## Written exercise
Each record is to be printed again precisely as it reads.

## The input
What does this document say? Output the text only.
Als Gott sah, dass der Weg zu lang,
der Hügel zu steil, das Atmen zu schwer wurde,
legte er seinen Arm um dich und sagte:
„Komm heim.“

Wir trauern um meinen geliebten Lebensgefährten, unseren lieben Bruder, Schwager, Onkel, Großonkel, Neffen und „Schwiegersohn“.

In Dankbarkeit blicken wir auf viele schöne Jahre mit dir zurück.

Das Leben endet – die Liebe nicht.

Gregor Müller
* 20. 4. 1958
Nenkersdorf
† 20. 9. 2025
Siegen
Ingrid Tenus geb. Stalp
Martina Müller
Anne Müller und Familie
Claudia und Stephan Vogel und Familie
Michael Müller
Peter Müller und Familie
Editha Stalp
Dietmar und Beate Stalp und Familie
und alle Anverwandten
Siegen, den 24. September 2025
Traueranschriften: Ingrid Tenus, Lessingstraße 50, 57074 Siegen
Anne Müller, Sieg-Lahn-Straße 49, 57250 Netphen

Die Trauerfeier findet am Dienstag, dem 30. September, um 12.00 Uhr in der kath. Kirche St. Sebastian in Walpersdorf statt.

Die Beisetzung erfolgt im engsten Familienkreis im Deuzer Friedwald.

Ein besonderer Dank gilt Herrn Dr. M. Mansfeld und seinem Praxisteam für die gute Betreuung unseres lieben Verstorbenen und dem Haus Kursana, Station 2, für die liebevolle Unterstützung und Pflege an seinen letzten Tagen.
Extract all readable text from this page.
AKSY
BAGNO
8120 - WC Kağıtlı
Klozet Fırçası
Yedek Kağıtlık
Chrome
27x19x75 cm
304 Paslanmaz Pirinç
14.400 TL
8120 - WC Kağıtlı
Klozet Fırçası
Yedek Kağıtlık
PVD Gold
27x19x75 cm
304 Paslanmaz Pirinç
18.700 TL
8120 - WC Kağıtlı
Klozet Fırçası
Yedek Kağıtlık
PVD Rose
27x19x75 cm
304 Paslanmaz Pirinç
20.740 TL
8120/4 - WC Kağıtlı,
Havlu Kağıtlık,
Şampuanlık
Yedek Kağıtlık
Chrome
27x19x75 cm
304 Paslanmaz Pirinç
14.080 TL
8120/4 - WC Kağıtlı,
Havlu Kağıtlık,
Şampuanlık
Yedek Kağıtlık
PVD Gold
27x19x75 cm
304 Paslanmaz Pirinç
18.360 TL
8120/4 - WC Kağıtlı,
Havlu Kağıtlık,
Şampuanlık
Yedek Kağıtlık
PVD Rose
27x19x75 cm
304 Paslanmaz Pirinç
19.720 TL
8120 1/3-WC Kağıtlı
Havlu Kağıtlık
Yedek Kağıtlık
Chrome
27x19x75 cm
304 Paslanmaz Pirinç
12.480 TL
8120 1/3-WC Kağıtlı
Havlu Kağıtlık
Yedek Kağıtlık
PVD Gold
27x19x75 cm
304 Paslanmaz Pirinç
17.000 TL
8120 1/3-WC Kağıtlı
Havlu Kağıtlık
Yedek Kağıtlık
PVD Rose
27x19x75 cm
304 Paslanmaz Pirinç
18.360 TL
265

## Exercise solution
What does this document say? Output the text only.
Als Gott sah, dass der Weg zu lang,
der Hügel zu steil, das Atmen zu schwer wurde,
legte er seinen Arm um dich und sagte:
„Komm heim.“

Wir trauern um meinen geliebten Lebensgefährten, unseren lieben Bruder, Schwager, Onkel, Großonkel, Neffen und „Schwiegersohn“.

In Dankbarkeit blicken wir auf viele schöne Jahre mit dir zurück.

Das Leben endet – die Liebe nicht.

Gregor Müller
* 20. 4. 1958
Nenkersdorf
† 20. 9. 2025
Siegen
Ingrid Tenus geb. Stalp
Martina Müller
Anne Müller und Familie
Claudia und Stephan Vogel und Familie
Michael Müller
Peter Müller und Familie
Editha Stalp
Dietmar und Beate Stalp und Familie
und alle Anverwandten
Siegen, den 24. September 2025
Traueranschriften: Ingrid Tenus, Lessingstraße 50, 57074 Siegen
Anne Müller, Sieg-Lahn-Straße 49, 57250 Netphen

Die Trauerfeier findet am Dienstag, dem 30. September, um 12.00 Uhr in der kath. Kirche St. Sebastian in Walpersdorf statt.

Die Beisetzung erfolgt im engsten Familienkreis im Deuzer Friedwald.

Ein besonderer Dank gilt Herrn Dr. M. Mansfeld und seinem Praxisteam für die gute Betreuung unseres lieben Verstorbenen und dem Haus Kursana, Station 2, für die liebevolle Unterstützung und Pflege an seinen letzten Tagen.
Extract all readable text from this page.
AKSY
BAGNO
8120 - WC Kağıtlı
Klozet Fırçası
Yedek Kağıtlık
Chrome
27x19x75 cm
304 Paslanmaz Pirinç
14.400 TL
8120 - WC Kağıtlı
Klozet Fırçası
Yedek Kağıtlık
PVD Gold
27x19x75 cm
304 Paslanmaz Pirinç
18.700 TL
8120 - WC Kağıtlı
Klozet Fırçası
Yedek Kağıtlık
PVD Rose
27x19x75 cm
304 Paslanmaz Pirinç
20.740 TL
8120/4 - WC Kağıtlı,
Havlu Kağıtlık,
Şampuanlık
Yedek Kağıtlık
Chrome
27x19x75 cm
304 Paslanmaz Pirinç
14.080 TL
8120/4 - WC Kağıtlı,
Havlu Kağıtlık,
Şampuanlık
Yedek Kağıtlık
PVD Gold
27x19x75 cm
304 Paslanmaz Pirinç
18.360 TL
8120/4 - WC Kağıtlı,
Havlu Kağıtlık,
Şampuanlık
Yedek Kağıtlık
PVD Rose
27x19x75 cm
304 Paslanmaz Pirinç
19.720 TL
8120 1/3-WC Kağıtlı
Havlu Kağıtlık
Yedek Kağıtlık
Chrome
27x19x75 cm
304 Paslanmaz Pirinç
12.480 TL
8120 1/3-WC Kağıtlı
Havlu Kağıtlık
Yedek Kağıtlık
PVD Gold
27x19x75 cm
304 Paslanmaz Pirinç
17.000 TL
8120 1/3-WC Kağıtlı
Havlu Kağıtlık
Yedek Kağıtlık
PVD Rose
27x19x75 cm
304 Paslanmaz Pirinç
18.360 TL
265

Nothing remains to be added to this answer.